◆ **Short problem**:
Return all of the data exactly, with nothing left out but the pictures.

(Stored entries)
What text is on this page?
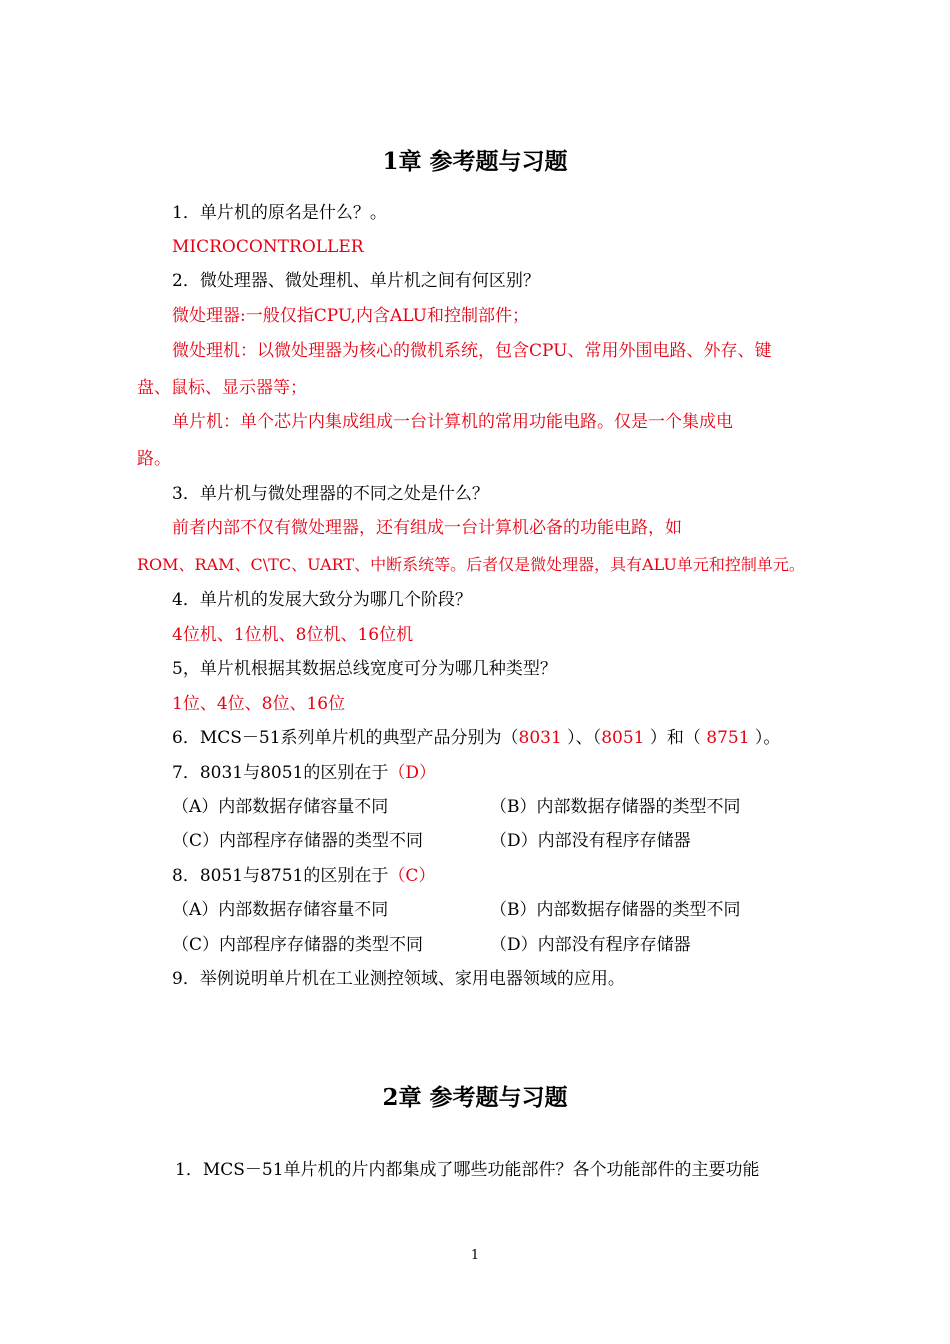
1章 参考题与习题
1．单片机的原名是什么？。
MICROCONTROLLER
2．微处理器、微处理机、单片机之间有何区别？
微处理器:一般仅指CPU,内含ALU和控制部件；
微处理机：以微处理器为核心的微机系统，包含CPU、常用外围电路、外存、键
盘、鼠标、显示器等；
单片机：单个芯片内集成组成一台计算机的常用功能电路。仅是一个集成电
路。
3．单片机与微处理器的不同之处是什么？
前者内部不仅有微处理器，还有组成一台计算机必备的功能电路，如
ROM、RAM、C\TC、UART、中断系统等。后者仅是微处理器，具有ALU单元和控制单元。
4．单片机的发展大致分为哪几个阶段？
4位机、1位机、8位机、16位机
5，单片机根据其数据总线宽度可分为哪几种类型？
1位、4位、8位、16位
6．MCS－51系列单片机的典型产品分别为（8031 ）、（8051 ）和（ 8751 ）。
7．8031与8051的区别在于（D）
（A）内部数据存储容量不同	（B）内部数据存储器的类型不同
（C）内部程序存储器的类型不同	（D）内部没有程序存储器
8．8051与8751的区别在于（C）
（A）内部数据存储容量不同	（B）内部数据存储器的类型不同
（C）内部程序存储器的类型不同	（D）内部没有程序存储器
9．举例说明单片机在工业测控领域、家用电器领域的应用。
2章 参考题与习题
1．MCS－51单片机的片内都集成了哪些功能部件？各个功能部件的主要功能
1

◆ **Written solution**:
What text is on this page?
1章 参考题与习题
1．单片机的原名是什么？。
MICROCONTROLLER
2．微处理器、微处理机、单片机之间有何区别？
微处理器:一般仅指CPU,内含ALU和控制部件；
微处理机：以微处理器为核心的微机系统，包含CPU、常用外围电路、外存、键
盘、鼠标、显示器等；
单片机：单个芯片内集成组成一台计算机的常用功能电路。仅是一个集成电
路。
3．单片机与微处理器的不同之处是什么？
前者内部不仅有微处理器，还有组成一台计算机必备的功能电路，如
ROM、RAM、C\TC、UART、中断系统等。后者仅是微处理器，具有ALU单元和控制单元。
4．单片机的发展大致分为哪几个阶段？
4位机、1位机、8位机、16位机
5，单片机根据其数据总线宽度可分为哪几种类型？
1位、4位、8位、16位
6．MCS－51系列单片机的典型产品分别为（8031 ）、（8051 ）和（ 8751 ）。
7．8031与8051的区别在于（D）
（A）内部数据存储容量不同	（B）内部数据存储器的类型不同
（C）内部程序存储器的类型不同	（D）内部没有程序存储器
8．8051与8751的区别在于（C）
（A）内部数据存储容量不同	（B）内部数据存储器的类型不同
（C）内部程序存储器的类型不同	（D）内部没有程序存储器
9．举例说明单片机在工业测控领域、家用电器领域的应用。
2章 参考题与习题
1．MCS－51单片机的片内都集成了哪些功能部件？各个功能部件的主要功能
1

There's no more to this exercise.